## Given task:
Narrow the data below down to the lines containing "государственной".

## Data entries:

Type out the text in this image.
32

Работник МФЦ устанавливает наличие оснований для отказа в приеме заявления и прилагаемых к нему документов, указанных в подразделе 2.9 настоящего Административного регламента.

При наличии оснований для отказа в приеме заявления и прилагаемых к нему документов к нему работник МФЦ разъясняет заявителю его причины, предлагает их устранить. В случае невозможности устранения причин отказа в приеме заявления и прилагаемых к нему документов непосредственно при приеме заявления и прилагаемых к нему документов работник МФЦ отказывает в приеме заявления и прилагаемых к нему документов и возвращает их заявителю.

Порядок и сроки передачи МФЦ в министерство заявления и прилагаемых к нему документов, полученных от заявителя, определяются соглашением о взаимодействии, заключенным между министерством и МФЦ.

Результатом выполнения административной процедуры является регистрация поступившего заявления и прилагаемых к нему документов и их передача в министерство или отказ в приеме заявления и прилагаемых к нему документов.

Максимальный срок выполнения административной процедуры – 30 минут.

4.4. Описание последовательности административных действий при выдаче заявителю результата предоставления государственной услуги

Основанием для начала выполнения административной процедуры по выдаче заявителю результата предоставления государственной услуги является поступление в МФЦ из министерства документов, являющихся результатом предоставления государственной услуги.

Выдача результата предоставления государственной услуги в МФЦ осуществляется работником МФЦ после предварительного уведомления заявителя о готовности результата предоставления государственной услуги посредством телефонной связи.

## Problem solution:
4.4. Описание последовательности административных действий при выдаче заявителю результата предоставления государственной услуги
Основанием для начала выполнения административной процедуры по выдаче заявителю результата предоставления государственной услуги является поступление в МФЦ из министерства документов, являющихся результатом предоставления государственной услуги.
Выдача результата предоставления государственной услуги в МФЦ осуществляется работником МФЦ после предварительного уведомления заявителя о готовности результата предоставления государственной услуги посредством телефонной связи.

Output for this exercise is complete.